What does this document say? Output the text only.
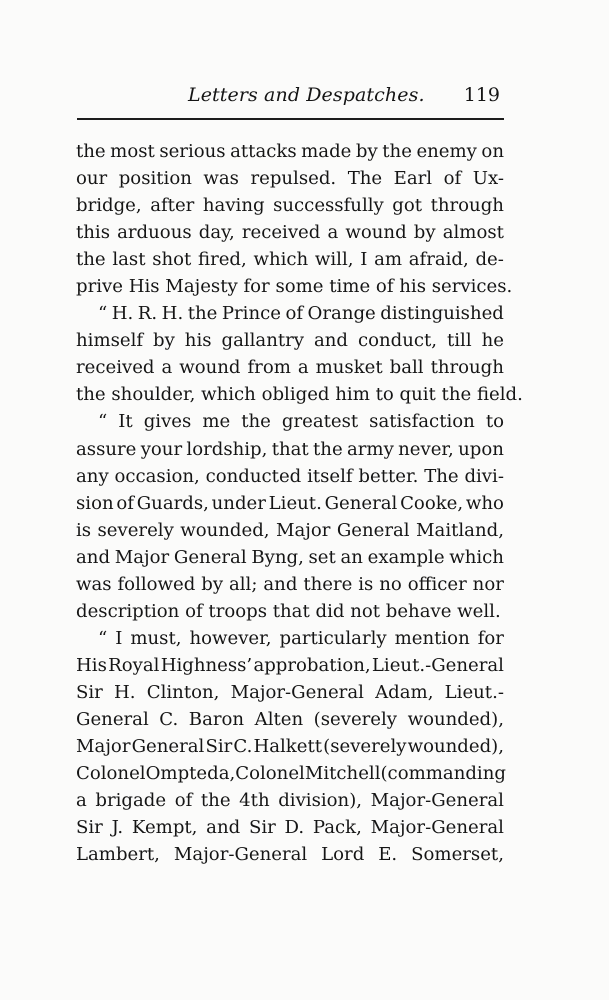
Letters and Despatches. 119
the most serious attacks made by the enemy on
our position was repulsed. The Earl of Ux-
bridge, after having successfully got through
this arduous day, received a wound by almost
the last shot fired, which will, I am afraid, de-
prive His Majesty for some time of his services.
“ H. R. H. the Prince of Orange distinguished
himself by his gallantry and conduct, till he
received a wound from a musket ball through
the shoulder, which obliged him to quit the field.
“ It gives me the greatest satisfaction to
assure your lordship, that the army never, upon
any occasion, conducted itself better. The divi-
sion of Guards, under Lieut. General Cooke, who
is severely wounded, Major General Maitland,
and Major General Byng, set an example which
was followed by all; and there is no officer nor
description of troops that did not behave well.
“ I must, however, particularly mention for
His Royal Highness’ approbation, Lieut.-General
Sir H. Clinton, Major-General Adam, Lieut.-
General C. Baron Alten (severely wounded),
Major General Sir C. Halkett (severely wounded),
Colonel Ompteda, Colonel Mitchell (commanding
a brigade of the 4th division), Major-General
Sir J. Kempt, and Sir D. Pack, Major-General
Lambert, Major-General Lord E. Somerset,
——
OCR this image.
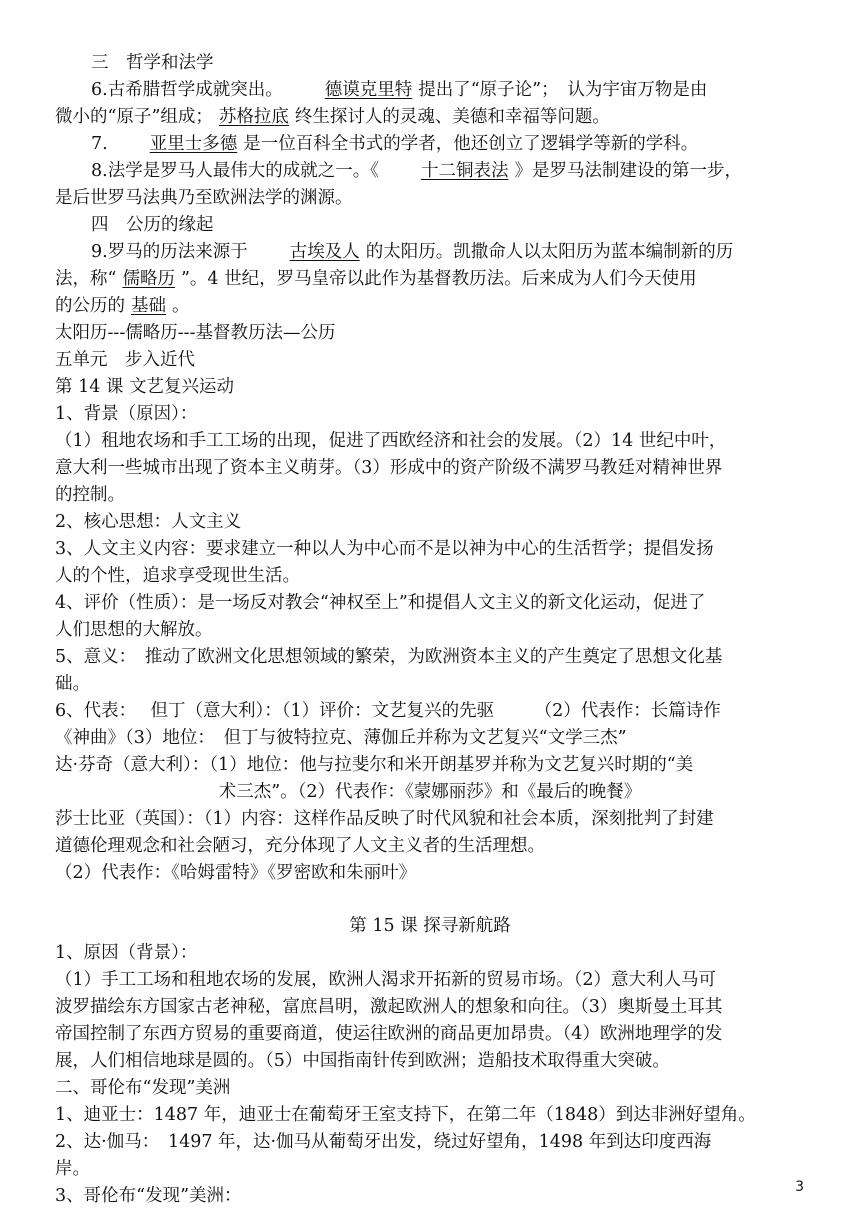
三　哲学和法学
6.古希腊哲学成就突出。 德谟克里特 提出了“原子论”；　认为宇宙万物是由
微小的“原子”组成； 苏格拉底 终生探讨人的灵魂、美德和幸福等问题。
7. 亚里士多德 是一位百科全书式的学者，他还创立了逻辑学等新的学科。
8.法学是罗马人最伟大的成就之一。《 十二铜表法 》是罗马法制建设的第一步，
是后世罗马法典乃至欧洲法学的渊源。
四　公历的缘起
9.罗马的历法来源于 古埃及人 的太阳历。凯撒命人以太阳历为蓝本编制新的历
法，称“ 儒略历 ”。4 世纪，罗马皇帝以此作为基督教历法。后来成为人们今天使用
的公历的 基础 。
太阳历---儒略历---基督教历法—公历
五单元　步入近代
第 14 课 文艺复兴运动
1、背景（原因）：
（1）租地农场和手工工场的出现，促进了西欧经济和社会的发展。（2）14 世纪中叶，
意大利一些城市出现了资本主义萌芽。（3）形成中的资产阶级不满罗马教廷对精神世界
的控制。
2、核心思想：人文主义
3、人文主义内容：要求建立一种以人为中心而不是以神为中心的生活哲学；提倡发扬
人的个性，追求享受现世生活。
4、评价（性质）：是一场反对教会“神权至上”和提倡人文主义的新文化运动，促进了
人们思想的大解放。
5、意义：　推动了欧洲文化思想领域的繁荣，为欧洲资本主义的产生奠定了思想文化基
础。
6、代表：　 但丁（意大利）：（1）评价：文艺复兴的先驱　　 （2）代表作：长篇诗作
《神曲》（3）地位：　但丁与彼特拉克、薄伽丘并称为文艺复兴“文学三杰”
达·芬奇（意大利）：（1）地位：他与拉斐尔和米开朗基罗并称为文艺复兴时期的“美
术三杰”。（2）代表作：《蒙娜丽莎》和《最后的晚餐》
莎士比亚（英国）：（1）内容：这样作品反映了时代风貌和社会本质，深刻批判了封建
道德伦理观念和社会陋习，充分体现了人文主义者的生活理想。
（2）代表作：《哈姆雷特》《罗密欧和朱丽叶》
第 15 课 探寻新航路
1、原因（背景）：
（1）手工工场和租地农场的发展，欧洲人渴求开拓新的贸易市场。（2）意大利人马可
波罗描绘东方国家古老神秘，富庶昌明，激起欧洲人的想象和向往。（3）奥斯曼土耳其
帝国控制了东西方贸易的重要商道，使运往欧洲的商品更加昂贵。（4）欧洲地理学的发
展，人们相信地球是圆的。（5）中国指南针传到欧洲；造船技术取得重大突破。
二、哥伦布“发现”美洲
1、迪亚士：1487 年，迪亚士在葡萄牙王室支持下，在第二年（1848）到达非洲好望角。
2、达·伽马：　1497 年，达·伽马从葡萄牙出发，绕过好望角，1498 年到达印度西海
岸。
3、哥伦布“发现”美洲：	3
——
Pull every line containing the word "that" out of the entries above.

assure your lordship, that the army never, upon
description of troops that did not behave well.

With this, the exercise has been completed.